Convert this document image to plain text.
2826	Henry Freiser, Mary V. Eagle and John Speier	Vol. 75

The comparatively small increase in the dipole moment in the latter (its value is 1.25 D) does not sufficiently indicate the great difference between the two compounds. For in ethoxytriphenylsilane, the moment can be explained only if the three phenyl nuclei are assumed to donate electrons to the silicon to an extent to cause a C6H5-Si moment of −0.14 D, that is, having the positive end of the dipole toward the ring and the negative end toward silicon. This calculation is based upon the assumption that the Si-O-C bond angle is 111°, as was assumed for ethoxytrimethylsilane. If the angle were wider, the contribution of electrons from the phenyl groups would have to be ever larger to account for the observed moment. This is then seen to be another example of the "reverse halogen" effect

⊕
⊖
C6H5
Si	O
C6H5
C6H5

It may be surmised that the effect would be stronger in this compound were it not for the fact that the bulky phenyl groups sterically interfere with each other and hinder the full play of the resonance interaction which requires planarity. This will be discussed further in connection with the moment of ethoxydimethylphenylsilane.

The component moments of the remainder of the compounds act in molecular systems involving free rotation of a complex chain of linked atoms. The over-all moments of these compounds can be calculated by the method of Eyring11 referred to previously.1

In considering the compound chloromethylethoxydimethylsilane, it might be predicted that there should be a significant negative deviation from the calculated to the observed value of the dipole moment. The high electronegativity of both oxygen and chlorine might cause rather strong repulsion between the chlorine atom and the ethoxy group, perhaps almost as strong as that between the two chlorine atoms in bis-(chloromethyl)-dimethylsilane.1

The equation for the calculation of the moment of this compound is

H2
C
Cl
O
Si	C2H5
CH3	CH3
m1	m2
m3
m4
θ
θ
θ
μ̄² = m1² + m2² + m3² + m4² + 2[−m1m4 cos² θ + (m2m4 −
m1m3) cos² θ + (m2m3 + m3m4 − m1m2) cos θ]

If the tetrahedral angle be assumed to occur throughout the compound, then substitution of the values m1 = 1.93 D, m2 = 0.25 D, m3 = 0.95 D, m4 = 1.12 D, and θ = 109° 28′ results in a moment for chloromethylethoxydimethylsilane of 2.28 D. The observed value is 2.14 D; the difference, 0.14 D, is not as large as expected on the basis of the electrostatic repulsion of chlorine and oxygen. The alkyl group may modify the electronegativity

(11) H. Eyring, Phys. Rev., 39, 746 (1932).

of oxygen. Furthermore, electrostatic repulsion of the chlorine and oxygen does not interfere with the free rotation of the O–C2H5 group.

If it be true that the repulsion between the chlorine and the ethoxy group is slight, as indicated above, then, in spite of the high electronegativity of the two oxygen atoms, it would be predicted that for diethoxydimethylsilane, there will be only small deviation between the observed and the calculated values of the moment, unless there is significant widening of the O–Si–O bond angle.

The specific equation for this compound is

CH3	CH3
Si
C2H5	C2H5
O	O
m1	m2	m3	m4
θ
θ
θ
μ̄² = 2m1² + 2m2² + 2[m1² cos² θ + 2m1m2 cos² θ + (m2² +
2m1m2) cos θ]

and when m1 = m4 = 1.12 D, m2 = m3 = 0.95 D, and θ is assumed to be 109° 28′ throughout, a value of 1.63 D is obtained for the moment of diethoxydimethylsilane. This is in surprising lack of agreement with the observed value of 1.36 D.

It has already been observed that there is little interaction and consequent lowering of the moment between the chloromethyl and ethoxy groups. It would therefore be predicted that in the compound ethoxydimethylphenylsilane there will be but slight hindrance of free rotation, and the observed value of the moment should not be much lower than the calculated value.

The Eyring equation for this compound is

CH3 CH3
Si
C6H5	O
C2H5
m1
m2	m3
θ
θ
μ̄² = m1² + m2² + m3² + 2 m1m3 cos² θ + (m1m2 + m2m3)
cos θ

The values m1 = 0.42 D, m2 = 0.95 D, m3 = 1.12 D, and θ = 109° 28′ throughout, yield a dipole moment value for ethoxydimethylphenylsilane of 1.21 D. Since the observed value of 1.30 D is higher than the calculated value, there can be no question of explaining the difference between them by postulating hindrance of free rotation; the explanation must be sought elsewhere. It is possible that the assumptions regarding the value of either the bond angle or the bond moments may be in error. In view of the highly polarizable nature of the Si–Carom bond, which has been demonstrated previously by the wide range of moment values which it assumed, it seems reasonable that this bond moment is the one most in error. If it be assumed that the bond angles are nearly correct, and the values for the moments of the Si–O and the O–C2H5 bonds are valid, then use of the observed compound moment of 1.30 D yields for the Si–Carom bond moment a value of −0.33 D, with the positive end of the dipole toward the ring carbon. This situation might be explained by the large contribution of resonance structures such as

────────────────────────────────────────

What to work on ::
All of the data above should be transcribed exactly.

Answer to the task ::
Convert this document image to plain text.
2826	Henry Freiser, Mary V. Eagle and John Speier	Vol. 75

The comparatively small increase in the dipole moment in the latter (its value is 1.25 D) does not sufficiently indicate the great difference between the two compounds. For in ethoxytriphenylsilane, the moment can be explained only if the three phenyl nuclei are assumed to donate electrons to the silicon to an extent to cause a C6H5-Si moment of −0.14 D, that is, having the positive end of the dipole toward the ring and the negative end toward silicon. This calculation is based upon the assumption that the Si-O-C bond angle is 111°, as was assumed for ethoxytrimethylsilane. If the angle were wider, the contribution of electrons from the phenyl groups would have to be ever larger to account for the observed moment. This is then seen to be another example of the "reverse halogen" effect

⊕
⊖
C6H5
Si	O
C6H5
C6H5

It may be surmised that the effect would be stronger in this compound were it not for the fact that the bulky phenyl groups sterically interfere with each other and hinder the full play of the resonance interaction which requires planarity. This will be discussed further in connection with the moment of ethoxydimethylphenylsilane.

The component moments of the remainder of the compounds act in molecular systems involving free rotation of a complex chain of linked atoms. The over-all moments of these compounds can be calculated by the method of Eyring11 referred to previously.1

In considering the compound chloromethylethoxydimethylsilane, it might be predicted that there should be a significant negative deviation from the calculated to the observed value of the dipole moment. The high electronegativity of both oxygen and chlorine might cause rather strong repulsion between the chlorine atom and the ethoxy group, perhaps almost as strong as that between the two chlorine atoms in bis-(chloromethyl)-dimethylsilane.1

The equation for the calculation of the moment of this compound is

H2
C
Cl
O
Si	C2H5
CH3	CH3
m1	m2
m3
m4
θ
θ
θ
μ̄² = m1² + m2² + m3² + m4² + 2[−m1m4 cos² θ + (m2m4 −
m1m3) cos² θ + (m2m3 + m3m4 − m1m2) cos θ]

If the tetrahedral angle be assumed to occur throughout the compound, then substitution of the values m1 = 1.93 D, m2 = 0.25 D, m3 = 0.95 D, m4 = 1.12 D, and θ = 109° 28′ results in a moment for chloromethylethoxydimethylsilane of 2.28 D. The observed value is 2.14 D; the difference, 0.14 D, is not as large as expected on the basis of the electrostatic repulsion of chlorine and oxygen. The alkyl group may modify the electronegativity

(11) H. Eyring, Phys. Rev., 39, 746 (1932).

of oxygen. Furthermore, electrostatic repulsion of the chlorine and oxygen does not interfere with the free rotation of the O–C2H5 group.

If it be true that the repulsion between the chlorine and the ethoxy group is slight, as indicated above, then, in spite of the high electronegativity of the two oxygen atoms, it would be predicted that for diethoxydimethylsilane, there will be only small deviation between the observed and the calculated values of the moment, unless there is significant widening of the O–Si–O bond angle.

The specific equation for this compound is

CH3	CH3
Si
C2H5	C2H5
O	O
m1	m2	m3	m4
θ
θ
θ
μ̄² = 2m1² + 2m2² + 2[m1² cos² θ + 2m1m2 cos² θ + (m2² +
2m1m2) cos θ]

and when m1 = m4 = 1.12 D, m2 = m3 = 0.95 D, and θ is assumed to be 109° 28′ throughout, a value of 1.63 D is obtained for the moment of diethoxydimethylsilane. This is in surprising lack of agreement with the observed value of 1.36 D.

It has already been observed that there is little interaction and consequent lowering of the moment between the chloromethyl and ethoxy groups. It would therefore be predicted that in the compound ethoxydimethylphenylsilane there will be but slight hindrance of free rotation, and the observed value of the moment should not be much lower than the calculated value.

The Eyring equation for this compound is

CH3 CH3
Si
C6H5	O
C2H5
m1
m2	m3
θ
θ
μ̄² = m1² + m2² + m3² + 2 m1m3 cos² θ + (m1m2 + m2m3)
cos θ

The values m1 = 0.42 D, m2 = 0.95 D, m3 = 1.12 D, and θ = 109° 28′ throughout, yield a dipole moment value for ethoxydimethylphenylsilane of 1.21 D. Since the observed value of 1.30 D is higher than the calculated value, there can be no question of explaining the difference between them by postulating hindrance of free rotation; the explanation must be sought elsewhere. It is possible that the assumptions regarding the value of either the bond angle or the bond moments may be in error. In view of the highly polarizable nature of the Si–Carom bond, which has been demonstrated previously by the wide range of moment values which it assumed, it seems reasonable that this bond moment is the one most in error. If it be assumed that the bond angles are nearly correct, and the values for the moments of the Si–O and the O–C2H5 bonds are valid, then use of the observed compound moment of 1.30 D yields for the Si–Carom bond moment a value of −0.33 D, with the positive end of the dipole toward the ring carbon. This situation might be explained by the large contribution of resonance structures such as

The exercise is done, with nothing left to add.